**EXERCISE DIRECTIONS:**
Restate the entries below verbatim.

A run of records
- - -
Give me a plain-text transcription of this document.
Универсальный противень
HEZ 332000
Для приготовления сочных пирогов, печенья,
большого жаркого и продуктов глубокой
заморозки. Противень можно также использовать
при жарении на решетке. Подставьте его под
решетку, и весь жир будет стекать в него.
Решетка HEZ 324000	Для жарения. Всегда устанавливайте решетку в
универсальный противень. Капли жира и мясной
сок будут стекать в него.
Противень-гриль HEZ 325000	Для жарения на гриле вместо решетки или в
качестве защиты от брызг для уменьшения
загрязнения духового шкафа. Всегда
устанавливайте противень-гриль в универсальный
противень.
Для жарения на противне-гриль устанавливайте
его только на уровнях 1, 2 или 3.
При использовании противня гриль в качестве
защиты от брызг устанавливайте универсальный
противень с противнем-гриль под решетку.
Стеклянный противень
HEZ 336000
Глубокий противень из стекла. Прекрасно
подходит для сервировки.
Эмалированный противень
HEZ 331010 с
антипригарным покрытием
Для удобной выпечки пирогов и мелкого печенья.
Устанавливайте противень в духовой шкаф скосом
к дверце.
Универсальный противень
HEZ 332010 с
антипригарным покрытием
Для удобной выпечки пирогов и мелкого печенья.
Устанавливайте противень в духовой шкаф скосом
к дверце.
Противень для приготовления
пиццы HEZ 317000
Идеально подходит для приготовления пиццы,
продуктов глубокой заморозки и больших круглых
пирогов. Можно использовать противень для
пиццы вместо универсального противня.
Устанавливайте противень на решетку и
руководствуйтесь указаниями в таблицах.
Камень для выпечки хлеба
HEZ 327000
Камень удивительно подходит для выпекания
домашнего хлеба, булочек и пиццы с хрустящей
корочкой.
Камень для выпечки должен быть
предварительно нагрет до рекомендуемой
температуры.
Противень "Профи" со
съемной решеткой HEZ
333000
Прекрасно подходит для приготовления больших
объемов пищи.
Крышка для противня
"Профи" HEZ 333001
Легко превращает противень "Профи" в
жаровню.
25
- - -
**RESULT BELOW:**
Give me a plain-text transcription of this document.
Универсальный противень
HEZ 332000
Для приготовления сочных пирогов, печенья,
большого жаркого и продуктов глубокой
заморозки. Противень можно также использовать
при жарении на решетке. Подставьте его под
решетку, и весь жир будет стекать в него.
Решетка HEZ 324000	Для жарения. Всегда устанавливайте решетку в
универсальный противень. Капли жира и мясной
сок будут стекать в него.
Противень-гриль HEZ 325000	Для жарения на гриле вместо решетки или в
качестве защиты от брызг для уменьшения
загрязнения духового шкафа. Всегда
устанавливайте противень-гриль в универсальный
противень.
Для жарения на противне-гриль устанавливайте
его только на уровнях 1, 2 или 3.
При использовании противня гриль в качестве
защиты от брызг устанавливайте универсальный
противень с противнем-гриль под решетку.
Стеклянный противень
HEZ 336000
Глубокий противень из стекла. Прекрасно
подходит для сервировки.
Эмалированный противень
HEZ 331010 с
антипригарным покрытием
Для удобной выпечки пирогов и мелкого печенья.
Устанавливайте противень в духовой шкаф скосом
к дверце.
Универсальный противень
HEZ 332010 с
антипригарным покрытием
Для удобной выпечки пирогов и мелкого печенья.
Устанавливайте противень в духовой шкаф скосом
к дверце.
Противень для приготовления
пиццы HEZ 317000
Идеально подходит для приготовления пиццы,
продуктов глубокой заморозки и больших круглых
пирогов. Можно использовать противень для
пиццы вместо универсального противня.
Устанавливайте противень на решетку и
руководствуйтесь указаниями в таблицах.
Камень для выпечки хлеба
HEZ 327000
Камень удивительно подходит для выпекания
домашнего хлеба, булочек и пиццы с хрустящей
корочкой.
Камень для выпечки должен быть
предварительно нагрет до рекомендуемой
температуры.
Противень "Профи" со
съемной решеткой HEZ
333000
Прекрасно подходит для приготовления больших
объемов пищи.
Крышка для противня
"Профи" HEZ 333001
Легко превращает противень "Профи" в
жаровню.
25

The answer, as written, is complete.